*Brief*
Transcribe the records below in full; pictures stay out of the copy.

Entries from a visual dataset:
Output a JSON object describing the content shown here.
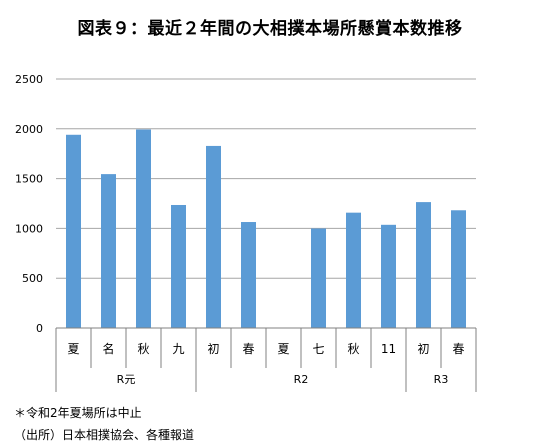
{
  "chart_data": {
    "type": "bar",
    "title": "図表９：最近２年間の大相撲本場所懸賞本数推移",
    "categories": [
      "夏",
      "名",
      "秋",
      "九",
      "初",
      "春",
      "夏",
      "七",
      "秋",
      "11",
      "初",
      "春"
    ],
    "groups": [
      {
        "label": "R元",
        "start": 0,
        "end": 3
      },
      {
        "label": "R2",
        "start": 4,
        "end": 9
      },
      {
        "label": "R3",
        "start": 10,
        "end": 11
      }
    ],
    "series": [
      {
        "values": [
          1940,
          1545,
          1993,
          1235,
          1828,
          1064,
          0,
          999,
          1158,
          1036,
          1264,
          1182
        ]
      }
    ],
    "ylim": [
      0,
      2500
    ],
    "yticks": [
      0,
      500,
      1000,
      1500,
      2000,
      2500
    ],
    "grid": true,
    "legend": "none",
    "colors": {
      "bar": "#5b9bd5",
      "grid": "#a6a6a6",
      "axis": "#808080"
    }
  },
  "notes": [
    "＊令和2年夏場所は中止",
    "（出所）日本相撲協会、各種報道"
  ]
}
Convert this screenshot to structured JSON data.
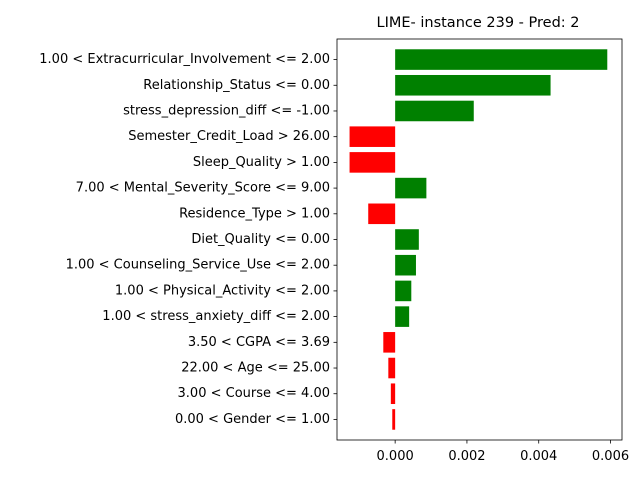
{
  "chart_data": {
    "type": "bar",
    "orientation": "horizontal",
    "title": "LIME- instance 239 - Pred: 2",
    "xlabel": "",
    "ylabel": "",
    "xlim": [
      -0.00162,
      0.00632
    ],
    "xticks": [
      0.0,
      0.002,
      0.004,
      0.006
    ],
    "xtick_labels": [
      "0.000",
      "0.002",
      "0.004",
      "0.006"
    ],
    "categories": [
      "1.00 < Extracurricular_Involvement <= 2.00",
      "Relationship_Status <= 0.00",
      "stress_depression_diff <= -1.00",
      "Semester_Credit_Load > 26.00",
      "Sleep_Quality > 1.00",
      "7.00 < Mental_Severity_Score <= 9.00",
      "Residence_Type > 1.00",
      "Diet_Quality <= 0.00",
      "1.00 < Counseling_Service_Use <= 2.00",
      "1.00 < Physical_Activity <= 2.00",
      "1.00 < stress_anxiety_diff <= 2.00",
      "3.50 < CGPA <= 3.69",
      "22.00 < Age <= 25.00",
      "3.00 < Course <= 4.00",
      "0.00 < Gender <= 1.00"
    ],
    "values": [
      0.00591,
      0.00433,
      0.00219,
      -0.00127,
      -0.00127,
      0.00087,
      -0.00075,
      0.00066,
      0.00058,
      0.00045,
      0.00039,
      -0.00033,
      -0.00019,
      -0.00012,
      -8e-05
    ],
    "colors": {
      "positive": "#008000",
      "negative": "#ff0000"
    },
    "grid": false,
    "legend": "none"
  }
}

*Output of the task*
Output a JSON object describing the content shown here.
{
  "chart_data": {
    "type": "bar",
    "title": "図表９：最近２年間の大相撲本場所懸賞本数推移",
    "categories": [
      "夏",
      "名",
      "秋",
      "九",
      "初",
      "春",
      "夏",
      "七",
      "秋",
      "11",
      "初",
      "春"
    ],
    "groups": [
      {
        "label": "R元",
        "start": 0,
        "end": 3
      },
      {
        "label": "R2",
        "start": 4,
        "end": 9
      },
      {
        "label": "R3",
        "start": 10,
        "end": 11
      }
    ],
    "series": [
      {
        "values": [
          1940,
          1545,
          1993,
          1235,
          1828,
          1064,
          0,
          999,
          1158,
          1036,
          1264,
          1182
        ]
      }
    ],
    "ylim": [
      0,
      2500
    ],
    "yticks": [
      0,
      500,
      1000,
      1500,
      2000,
      2500
    ],
    "grid": true,
    "legend": "none",
    "colors": {
      "bar": "#5b9bd5",
      "grid": "#a6a6a6",
      "axis": "#808080"
    }
  },
  "notes": [
    "＊令和2年夏場所は中止",
    "（出所）日本相撲協会、各種報道"
  ]
}
Convert this screenshot to structured JSON data.
{
  "chart_data": {
    "type": "bar",
    "orientation": "horizontal",
    "title": "LIME- instance 239 - Pred: 2",
    "xlabel": "",
    "ylabel": "",
    "xlim": [
      -0.00162,
      0.00632
    ],
    "xticks": [
      0.0,
      0.002,
      0.004,
      0.006
    ],
    "xtick_labels": [
      "0.000",
      "0.002",
      "0.004",
      "0.006"
    ],
    "categories": [
      "1.00 < Extracurricular_Involvement <= 2.00",
      "Relationship_Status <= 0.00",
      "stress_depression_diff <= -1.00",
      "Semester_Credit_Load > 26.00",
      "Sleep_Quality > 1.00",
      "7.00 < Mental_Severity_Score <= 9.00",
      "Residence_Type > 1.00",
      "Diet_Quality <= 0.00",
      "1.00 < Counseling_Service_Use <= 2.00",
      "1.00 < Physical_Activity <= 2.00",
      "1.00 < stress_anxiety_diff <= 2.00",
      "3.50 < CGPA <= 3.69",
      "22.00 < Age <= 25.00",
      "3.00 < Course <= 4.00",
      "0.00 < Gender <= 1.00"
    ],
    "values": [
      0.00591,
      0.00433,
      0.00219,
      -0.00127,
      -0.00127,
      0.00087,
      -0.00075,
      0.00066,
      0.00058,
      0.00045,
      0.00039,
      -0.00033,
      -0.00019,
      -0.00012,
      -8e-05
    ],
    "colors": {
      "positive": "#008000",
      "negative": "#ff0000"
    },
    "grid": false,
    "legend": "none"
  }
}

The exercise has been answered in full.